# START OF Entries
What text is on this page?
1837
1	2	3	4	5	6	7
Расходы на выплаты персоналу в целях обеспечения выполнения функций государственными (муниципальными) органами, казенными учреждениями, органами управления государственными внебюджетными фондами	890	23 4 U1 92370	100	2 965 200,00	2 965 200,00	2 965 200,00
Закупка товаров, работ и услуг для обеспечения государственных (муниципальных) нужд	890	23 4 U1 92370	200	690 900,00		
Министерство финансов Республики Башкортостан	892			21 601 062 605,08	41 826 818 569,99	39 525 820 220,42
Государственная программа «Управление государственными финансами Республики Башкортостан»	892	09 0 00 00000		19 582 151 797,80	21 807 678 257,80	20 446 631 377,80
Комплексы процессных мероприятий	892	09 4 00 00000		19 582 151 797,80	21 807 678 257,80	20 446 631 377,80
# END OF Entries
- _Exercise aim_:
Take the listing above and set it down exactly.

- _Exercise answer_:
What text is on this page?
1837
1	2	3	4	5	6	7
Расходы на выплаты персоналу в целях обеспечения выполнения функций государственными (муниципальными) органами, казенными учреждениями, органами управления государственными внебюджетными фондами	890	23 4 U1 92370	100	2 965 200,00	2 965 200,00	2 965 200,00
Закупка товаров, работ и услуг для обеспечения государственных (муниципальных) нужд	890	23 4 U1 92370	200	690 900,00		
Министерство финансов Республики Башкортостан	892			21 601 062 605,08	41 826 818 569,99	39 525 820 220,42
Государственная программа «Управление государственными финансами Республики Башкортостан»	892	09 0 00 00000		19 582 151 797,80	21 807 678 257,80	20 446 631 377,80
Комплексы процессных мероприятий	892	09 4 00 00000		19 582 151 797,80	21 807 678 257,80	20 446 631 377,80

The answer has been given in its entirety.